-- Required task --
Each line below should be quoted exactly, please.

-- Record list --
%%

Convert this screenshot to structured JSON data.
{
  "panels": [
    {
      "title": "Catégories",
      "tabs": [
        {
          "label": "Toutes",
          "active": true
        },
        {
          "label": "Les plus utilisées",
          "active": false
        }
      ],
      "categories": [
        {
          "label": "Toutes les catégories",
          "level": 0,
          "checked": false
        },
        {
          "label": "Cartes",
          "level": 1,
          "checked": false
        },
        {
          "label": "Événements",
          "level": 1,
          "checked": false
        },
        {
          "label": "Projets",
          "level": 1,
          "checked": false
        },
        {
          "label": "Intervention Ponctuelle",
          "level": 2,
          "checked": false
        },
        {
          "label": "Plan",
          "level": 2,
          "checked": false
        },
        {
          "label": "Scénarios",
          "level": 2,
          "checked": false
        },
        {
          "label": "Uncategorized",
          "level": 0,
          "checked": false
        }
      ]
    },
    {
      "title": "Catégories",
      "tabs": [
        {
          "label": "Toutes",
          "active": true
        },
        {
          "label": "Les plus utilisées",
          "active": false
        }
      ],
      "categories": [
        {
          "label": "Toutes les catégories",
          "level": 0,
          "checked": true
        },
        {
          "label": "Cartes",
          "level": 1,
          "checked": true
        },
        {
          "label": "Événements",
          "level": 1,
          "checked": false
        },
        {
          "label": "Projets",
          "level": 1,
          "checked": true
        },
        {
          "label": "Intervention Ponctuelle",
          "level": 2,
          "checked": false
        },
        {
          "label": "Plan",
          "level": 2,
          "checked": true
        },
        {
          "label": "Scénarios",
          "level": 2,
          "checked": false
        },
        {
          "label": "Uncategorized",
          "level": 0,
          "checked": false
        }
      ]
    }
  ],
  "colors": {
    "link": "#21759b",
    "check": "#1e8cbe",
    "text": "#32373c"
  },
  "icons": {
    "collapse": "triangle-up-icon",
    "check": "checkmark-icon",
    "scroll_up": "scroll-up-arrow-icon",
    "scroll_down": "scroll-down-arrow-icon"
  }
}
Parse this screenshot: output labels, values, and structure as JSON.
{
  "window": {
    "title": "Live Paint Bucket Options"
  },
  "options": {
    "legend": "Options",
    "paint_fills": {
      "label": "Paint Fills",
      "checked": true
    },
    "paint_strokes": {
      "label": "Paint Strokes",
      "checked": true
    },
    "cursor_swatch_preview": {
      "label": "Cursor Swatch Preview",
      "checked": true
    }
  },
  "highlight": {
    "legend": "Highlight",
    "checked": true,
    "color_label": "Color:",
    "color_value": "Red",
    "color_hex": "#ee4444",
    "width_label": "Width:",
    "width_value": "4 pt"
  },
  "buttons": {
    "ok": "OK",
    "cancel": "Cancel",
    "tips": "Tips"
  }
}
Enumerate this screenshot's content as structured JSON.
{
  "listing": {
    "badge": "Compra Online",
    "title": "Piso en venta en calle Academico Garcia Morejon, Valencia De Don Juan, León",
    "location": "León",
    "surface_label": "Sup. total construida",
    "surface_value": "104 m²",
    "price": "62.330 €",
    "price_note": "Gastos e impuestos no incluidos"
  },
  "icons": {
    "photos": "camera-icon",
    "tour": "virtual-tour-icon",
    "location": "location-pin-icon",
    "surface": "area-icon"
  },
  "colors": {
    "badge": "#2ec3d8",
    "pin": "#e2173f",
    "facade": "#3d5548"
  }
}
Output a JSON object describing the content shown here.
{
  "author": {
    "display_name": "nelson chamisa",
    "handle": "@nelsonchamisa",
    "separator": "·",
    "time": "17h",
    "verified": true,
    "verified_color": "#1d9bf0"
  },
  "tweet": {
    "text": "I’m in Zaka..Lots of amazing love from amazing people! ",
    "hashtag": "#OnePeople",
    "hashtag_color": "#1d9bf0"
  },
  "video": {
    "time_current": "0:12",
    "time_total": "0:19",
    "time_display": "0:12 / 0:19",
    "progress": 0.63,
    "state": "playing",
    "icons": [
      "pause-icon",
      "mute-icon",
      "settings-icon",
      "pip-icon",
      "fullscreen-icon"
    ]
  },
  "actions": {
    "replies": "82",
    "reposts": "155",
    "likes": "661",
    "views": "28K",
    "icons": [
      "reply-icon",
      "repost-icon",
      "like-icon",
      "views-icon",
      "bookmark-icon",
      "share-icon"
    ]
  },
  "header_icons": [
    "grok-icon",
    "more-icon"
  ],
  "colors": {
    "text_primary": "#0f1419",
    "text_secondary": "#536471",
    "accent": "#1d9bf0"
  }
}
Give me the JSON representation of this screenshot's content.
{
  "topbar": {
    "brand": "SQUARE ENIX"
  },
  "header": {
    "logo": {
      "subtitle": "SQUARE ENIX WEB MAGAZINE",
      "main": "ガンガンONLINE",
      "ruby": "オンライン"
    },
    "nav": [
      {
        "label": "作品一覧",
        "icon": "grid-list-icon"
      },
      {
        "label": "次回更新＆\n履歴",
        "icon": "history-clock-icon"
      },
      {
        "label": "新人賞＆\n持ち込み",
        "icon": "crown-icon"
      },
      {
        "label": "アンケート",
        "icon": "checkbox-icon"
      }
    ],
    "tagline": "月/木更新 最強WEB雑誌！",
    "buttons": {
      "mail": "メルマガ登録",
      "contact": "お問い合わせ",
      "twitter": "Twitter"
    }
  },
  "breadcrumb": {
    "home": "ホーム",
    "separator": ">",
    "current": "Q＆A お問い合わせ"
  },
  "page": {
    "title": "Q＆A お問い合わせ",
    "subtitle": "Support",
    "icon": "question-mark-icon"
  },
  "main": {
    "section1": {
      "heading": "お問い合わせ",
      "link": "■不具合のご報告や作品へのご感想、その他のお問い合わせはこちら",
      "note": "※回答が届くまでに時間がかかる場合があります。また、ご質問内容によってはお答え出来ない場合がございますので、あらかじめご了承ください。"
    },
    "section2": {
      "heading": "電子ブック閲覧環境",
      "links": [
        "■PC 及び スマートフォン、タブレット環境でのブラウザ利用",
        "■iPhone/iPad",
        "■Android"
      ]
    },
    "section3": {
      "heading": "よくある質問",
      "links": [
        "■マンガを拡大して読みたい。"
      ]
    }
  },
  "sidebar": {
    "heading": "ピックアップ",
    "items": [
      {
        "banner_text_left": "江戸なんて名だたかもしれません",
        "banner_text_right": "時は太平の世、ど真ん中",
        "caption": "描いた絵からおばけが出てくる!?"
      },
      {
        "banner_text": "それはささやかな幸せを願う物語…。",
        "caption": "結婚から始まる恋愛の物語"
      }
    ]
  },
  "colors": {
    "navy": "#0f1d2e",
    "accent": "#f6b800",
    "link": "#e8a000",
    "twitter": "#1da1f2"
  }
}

%%

-- Result of this exercise --
Convert this screenshot to structured JSON data.
{
  "panels": [
    {
      "title": "Catégories",
      "tabs": [
        {
          "label": "Toutes",
          "active": true
        },
        {
          "label": "Les plus utilisées",
          "active": false
        }
      ],
      "categories": [
        {
          "label": "Toutes les catégories",
          "level": 0,
          "checked": false
        },
        {
          "label": "Cartes",
          "level": 1,
          "checked": false
        },
        {
          "label": "Événements",
          "level": 1,
          "checked": false
        },
        {
          "label": "Projets",
          "level": 1,
          "checked": false
        },
        {
          "label": "Intervention Ponctuelle",
          "level": 2,
          "checked": false
        },
        {
          "label": "Plan",
          "level": 2,
          "checked": false
        },
        {
          "label": "Scénarios",
          "level": 2,
          "checked": false
        },
        {
          "label": "Uncategorized",
          "level": 0,
          "checked": false
        }
      ]
    },
    {
      "title": "Catégories",
      "tabs": [
        {
          "label": "Toutes",
          "active": true
        },
        {
          "label": "Les plus utilisées",
          "active": false
        }
      ],
      "categories": [
        {
          "label": "Toutes les catégories",
          "level": 0,
          "checked": true
        },
        {
          "label": "Cartes",
          "level": 1,
          "checked": true
        },
        {
          "label": "Événements",
          "level": 1,
          "checked": false
        },
        {
          "label": "Projets",
          "level": 1,
          "checked": true
        },
        {
          "label": "Intervention Ponctuelle",
          "level": 2,
          "checked": false
        },
        {
          "label": "Plan",
          "level": 2,
          "checked": true
        },
        {
          "label": "Scénarios",
          "level": 2,
          "checked": false
        },
        {
          "label": "Uncategorized",
          "level": 0,
          "checked": false
        }
      ]
    }
  ],
  "colors": {
    "link": "#21759b",
    "check": "#1e8cbe",
    "text": "#32373c"
  },
  "icons": {
    "collapse": "triangle-up-icon",
    "check": "checkmark-icon",
    "scroll_up": "scroll-up-arrow-icon",
    "scroll_down": "scroll-down-arrow-icon"
  }
}
Parse this screenshot: output labels, values, and structure as JSON.
{
  "window": {
    "title": "Live Paint Bucket Options"
  },
  "options": {
    "legend": "Options",
    "paint_fills": {
      "label": "Paint Fills",
      "checked": true
    },
    "paint_strokes": {
      "label": "Paint Strokes",
      "checked": true
    },
    "cursor_swatch_preview": {
      "label": "Cursor Swatch Preview",
      "checked": true
    }
  },
  "highlight": {
    "legend": "Highlight",
    "checked": true,
    "color_label": "Color:",
    "color_value": "Red",
    "color_hex": "#ee4444",
    "width_label": "Width:",
    "width_value": "4 pt"
  },
  "buttons": {
    "ok": "OK",
    "cancel": "Cancel",
    "tips": "Tips"
  }
}
Enumerate this screenshot's content as structured JSON.
{
  "listing": {
    "badge": "Compra Online",
    "title": "Piso en venta en calle Academico Garcia Morejon, Valencia De Don Juan, León",
    "location": "León",
    "surface_label": "Sup. total construida",
    "surface_value": "104 m²",
    "price": "62.330 €",
    "price_note": "Gastos e impuestos no incluidos"
  },
  "icons": {
    "photos": "camera-icon",
    "tour": "virtual-tour-icon",
    "location": "location-pin-icon",
    "surface": "area-icon"
  },
  "colors": {
    "badge": "#2ec3d8",
    "pin": "#e2173f",
    "facade": "#3d5548"
  }
}
Output a JSON object describing the content shown here.
{
  "author": {
    "display_name": "nelson chamisa",
    "handle": "@nelsonchamisa",
    "separator": "·",
    "time": "17h",
    "verified": true,
    "verified_color": "#1d9bf0"
  },
  "tweet": {
    "text": "I’m in Zaka..Lots of amazing love from amazing people! ",
    "hashtag": "#OnePeople",
    "hashtag_color": "#1d9bf0"
  },
  "video": {
    "time_current": "0:12",
    "time_total": "0:19",
    "time_display": "0:12 / 0:19",
    "progress": 0.63,
    "state": "playing",
    "icons": [
      "pause-icon",
      "mute-icon",
      "settings-icon",
      "pip-icon",
      "fullscreen-icon"
    ]
  },
  "actions": {
    "replies": "82",
    "reposts": "155",
    "likes": "661",
    "views": "28K",
    "icons": [
      "reply-icon",
      "repost-icon",
      "like-icon",
      "views-icon",
      "bookmark-icon",
      "share-icon"
    ]
  },
  "header_icons": [
    "grok-icon",
    "more-icon"
  ],
  "colors": {
    "text_primary": "#0f1419",
    "text_secondary": "#536471",
    "accent": "#1d9bf0"
  }
}
Give me the JSON representation of this screenshot's content.
{
  "topbar": {
    "brand": "SQUARE ENIX"
  },
  "header": {
    "logo": {
      "subtitle": "SQUARE ENIX WEB MAGAZINE",
      "main": "ガンガンONLINE",
      "ruby": "オンライン"
    },
    "nav": [
      {
        "label": "作品一覧",
        "icon": "grid-list-icon"
      },
      {
        "label": "次回更新＆\n履歴",
        "icon": "history-clock-icon"
      },
      {
        "label": "新人賞＆\n持ち込み",
        "icon": "crown-icon"
      },
      {
        "label": "アンケート",
        "icon": "checkbox-icon"
      }
    ],
    "tagline": "月/木更新 最強WEB雑誌！",
    "buttons": {
      "mail": "メルマガ登録",
      "contact": "お問い合わせ",
      "twitter": "Twitter"
    }
  },
  "breadcrumb": {
    "home": "ホーム",
    "separator": ">",
    "current": "Q＆A お問い合わせ"
  },
  "page": {
    "title": "Q＆A お問い合わせ",
    "subtitle": "Support",
    "icon": "question-mark-icon"
  },
  "main": {
    "section1": {
      "heading": "お問い合わせ",
      "link": "■不具合のご報告や作品へのご感想、その他のお問い合わせはこちら",
      "note": "※回答が届くまでに時間がかかる場合があります。また、ご質問内容によってはお答え出来ない場合がございますので、あらかじめご了承ください。"
    },
    "section2": {
      "heading": "電子ブック閲覧環境",
      "links": [
        "■PC 及び スマートフォン、タブレット環境でのブラウザ利用",
        "■iPhone/iPad",
        "■Android"
      ]
    },
    "section3": {
      "heading": "よくある質問",
      "links": [
        "■マンガを拡大して読みたい。"
      ]
    }
  },
  "sidebar": {
    "heading": "ピックアップ",
    "items": [
      {
        "banner_text_left": "江戸なんて名だたかもしれません",
        "banner_text_right": "時は太平の世、ど真ん中",
        "caption": "描いた絵からおばけが出てくる!?"
      },
      {
        "banner_text": "それはささやかな幸せを願う物語…。",
        "caption": "結婚から始まる恋愛の物語"
      }
    ]
  },
  "colors": {
    "navy": "#0f1d2e",
    "accent": "#f6b800",
    "link": "#e8a000",
    "twitter": "#1da1f2"
  }
}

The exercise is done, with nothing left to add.